Your objective: Return every line below in which "Apodaca" appears.

(Saved data entries)
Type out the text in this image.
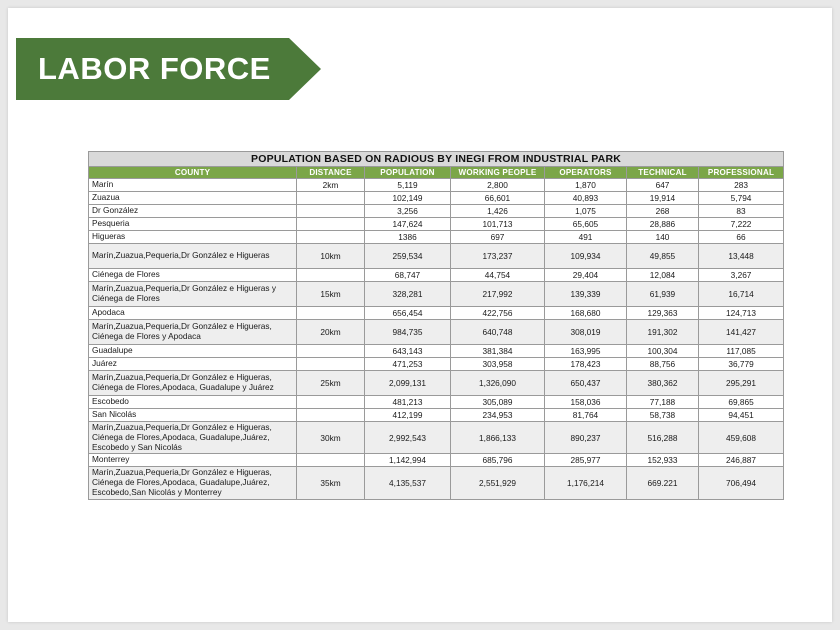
LABOR FORCE
POPULATION BASED ON RADIOUS BY INEGI FROM INDUSTRIAL PARK						
COUNTY	DISTANCE	POPULATION	WORKING PEOPLE	OPERATORS	TECHNICAL	PROFESSIONAL
Marín	2km	5,119	2,800	1,870	647	283
Zuazua		102,149	66,601	40,893	19,914	5,794
Dr González		3,256	1,426	1,075	268	83
Pesqueria		147,624	101,713	65,605	28,886	7,222
Higueras		1386	697	491	140	66
Marín,Zuazua,Pequeria,Dr González e Higueras	10km	259,534	173,237	109,934	49,855	13,448
Ciénega de Flores		68,747	44,754	29,404	12,084	3,267
Marín,Zuazua,Pequeria,Dr González e Higueras y Ciénega de Flores	15km	328,281	217,992	139,339	61,939	16,714
Apodaca		656,454	422,756	168,680	129,363	124,713
Marín,Zuazua,Pequeria,Dr González e Higueras, Ciénega de Flores y Apodaca	20km	984,735	640,748	308,019	191,302	141,427
Guadalupe		643,143	381,384	163,995	100,304	117,085
Juárez		471,253	303,958	178,423	88,756	36,779
Marín,Zuazua,Pequeria,Dr González e Higueras, Ciénega de Flores,Apodaca, Guadalupe y Juárez	25km	2,099,131	1,326,090	650,437	380,362	295,291
Escobedo		481,213	305,089	158,036	77,188	69,865
San Nicolás		412,199	234,953	81,764	58,738	94,451
Marín,Zuazua,Pequeria,Dr González e Higueras, Ciénega de Flores,Apodaca, Guadalupe,Juárez, Escobedo y San Nicolás	30km	2,992,543	1,866,133	890,237	516,288	459,608
Monterrey		1,142,994	685,796	285,977	152,933	246,887
Marín,Zuazua,Pequeria,Dr González e Higueras, Ciénega de Flores,Apodaca, Guadalupe,Juárez, Escobedo,San Nicolás y Monterrey	35km	4,135,537	2,551,929	1,176,214	669.221	706,494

Finished exercise:
Apodaca		656,454	422,756	168,680	129,363	124,713
Marín,Zuazua,Pequeria,Dr González e Higueras, Ciénega de Flores y Apodaca	20km	984,735	640,748	308,019	191,302	141,427
Marín,Zuazua,Pequeria,Dr González e Higueras, Ciénega de Flores,Apodaca, Guadalupe y Juárez	25km	2,099,131	1,326,090	650,437	380,362	295,291
Marín,Zuazua,Pequeria,Dr González e Higueras, Ciénega de Flores,Apodaca, Guadalupe,Juárez, Escobedo y San Nicolás	30km	2,992,543	1,866,133	890,237	516,288	459,608
Marín,Zuazua,Pequeria,Dr González e Higueras, Ciénega de Flores,Apodaca, Guadalupe,Juárez, Escobedo,San Nicolás y Monterrey	35km	4,135,537	2,551,929	1,176,214	669.221	706,494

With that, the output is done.